§ **Your task**: Write the data out again exactly, with no pictures.

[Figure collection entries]

▼

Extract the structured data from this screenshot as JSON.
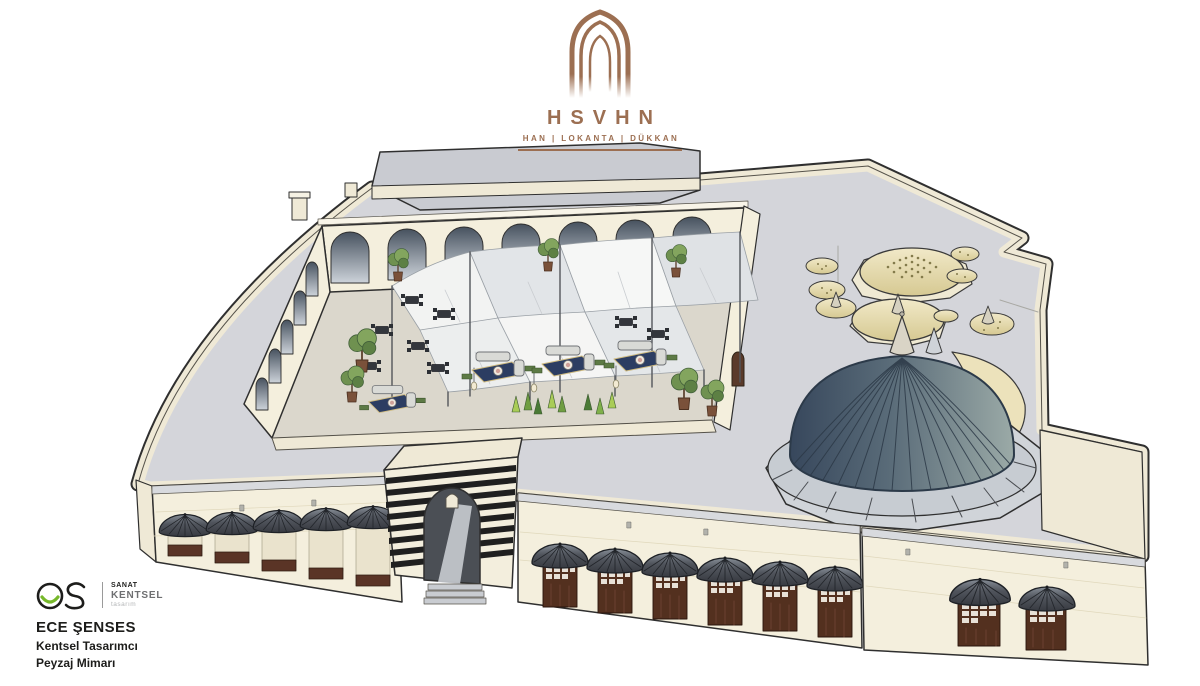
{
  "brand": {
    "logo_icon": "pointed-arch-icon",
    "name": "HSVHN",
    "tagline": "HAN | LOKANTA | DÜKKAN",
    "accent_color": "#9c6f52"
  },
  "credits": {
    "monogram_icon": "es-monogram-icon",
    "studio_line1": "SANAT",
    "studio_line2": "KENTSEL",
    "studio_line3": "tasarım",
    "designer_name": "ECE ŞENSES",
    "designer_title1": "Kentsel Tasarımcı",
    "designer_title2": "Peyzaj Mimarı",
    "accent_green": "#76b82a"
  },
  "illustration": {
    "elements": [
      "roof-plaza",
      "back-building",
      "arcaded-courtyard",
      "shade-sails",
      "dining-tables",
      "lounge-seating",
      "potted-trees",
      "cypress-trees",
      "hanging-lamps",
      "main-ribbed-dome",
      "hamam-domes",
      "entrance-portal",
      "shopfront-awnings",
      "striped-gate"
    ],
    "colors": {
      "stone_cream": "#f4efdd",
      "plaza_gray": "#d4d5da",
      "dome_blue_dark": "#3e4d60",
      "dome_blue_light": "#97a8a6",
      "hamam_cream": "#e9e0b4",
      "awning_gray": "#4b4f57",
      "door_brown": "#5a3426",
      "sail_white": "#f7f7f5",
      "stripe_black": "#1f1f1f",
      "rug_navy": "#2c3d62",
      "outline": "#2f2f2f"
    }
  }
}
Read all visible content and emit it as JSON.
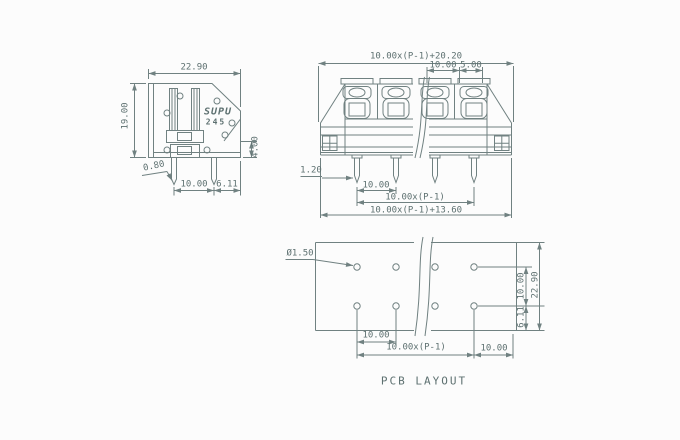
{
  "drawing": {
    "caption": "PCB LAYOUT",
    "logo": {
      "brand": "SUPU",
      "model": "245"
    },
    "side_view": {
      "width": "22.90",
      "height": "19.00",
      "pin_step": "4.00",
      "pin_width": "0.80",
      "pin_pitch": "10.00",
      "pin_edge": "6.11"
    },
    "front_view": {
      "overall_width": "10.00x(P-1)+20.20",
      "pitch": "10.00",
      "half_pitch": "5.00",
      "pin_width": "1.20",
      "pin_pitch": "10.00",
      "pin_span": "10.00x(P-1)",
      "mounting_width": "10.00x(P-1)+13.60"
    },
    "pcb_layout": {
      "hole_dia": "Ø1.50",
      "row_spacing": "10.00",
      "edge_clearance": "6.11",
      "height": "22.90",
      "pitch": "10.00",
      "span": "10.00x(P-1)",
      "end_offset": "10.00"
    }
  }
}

▲

§ **Output below**:
Extract the structured data from this screenshot as JSON.
{
  "brand": {
    "logo_icon": "pointed-arch-icon",
    "name": "HSVHN",
    "tagline": "HAN | LOKANTA | DÜKKAN",
    "accent_color": "#9c6f52"
  },
  "credits": {
    "monogram_icon": "es-monogram-icon",
    "studio_line1": "SANAT",
    "studio_line2": "KENTSEL",
    "studio_line3": "tasarım",
    "designer_name": "ECE ŞENSES",
    "designer_title1": "Kentsel Tasarımcı",
    "designer_title2": "Peyzaj Mimarı",
    "accent_green": "#76b82a"
  },
  "illustration": {
    "elements": [
      "roof-plaza",
      "back-building",
      "arcaded-courtyard",
      "shade-sails",
      "dining-tables",
      "lounge-seating",
      "potted-trees",
      "cypress-trees",
      "hanging-lamps",
      "main-ribbed-dome",
      "hamam-domes",
      "entrance-portal",
      "shopfront-awnings",
      "striped-gate"
    ],
    "colors": {
      "stone_cream": "#f4efdd",
      "plaza_gray": "#d4d5da",
      "dome_blue_dark": "#3e4d60",
      "dome_blue_light": "#97a8a6",
      "hamam_cream": "#e9e0b4",
      "awning_gray": "#4b4f57",
      "door_brown": "#5a3426",
      "sail_white": "#f7f7f5",
      "stripe_black": "#1f1f1f",
      "rug_navy": "#2c3d62",
      "outline": "#2f2f2f"
    }
  }
}
Read all visible content and emit it as JSON.
{
  "drawing": {
    "caption": "PCB LAYOUT",
    "logo": {
      "brand": "SUPU",
      "model": "245"
    },
    "side_view": {
      "width": "22.90",
      "height": "19.00",
      "pin_step": "4.00",
      "pin_width": "0.80",
      "pin_pitch": "10.00",
      "pin_edge": "6.11"
    },
    "front_view": {
      "overall_width": "10.00x(P-1)+20.20",
      "pitch": "10.00",
      "half_pitch": "5.00",
      "pin_width": "1.20",
      "pin_pitch": "10.00",
      "pin_span": "10.00x(P-1)",
      "mounting_width": "10.00x(P-1)+13.60"
    },
    "pcb_layout": {
      "hole_dia": "Ø1.50",
      "row_spacing": "10.00",
      "edge_clearance": "6.11",
      "height": "22.90",
      "pitch": "10.00",
      "span": "10.00x(P-1)",
      "end_offset": "10.00"
    }
  }
}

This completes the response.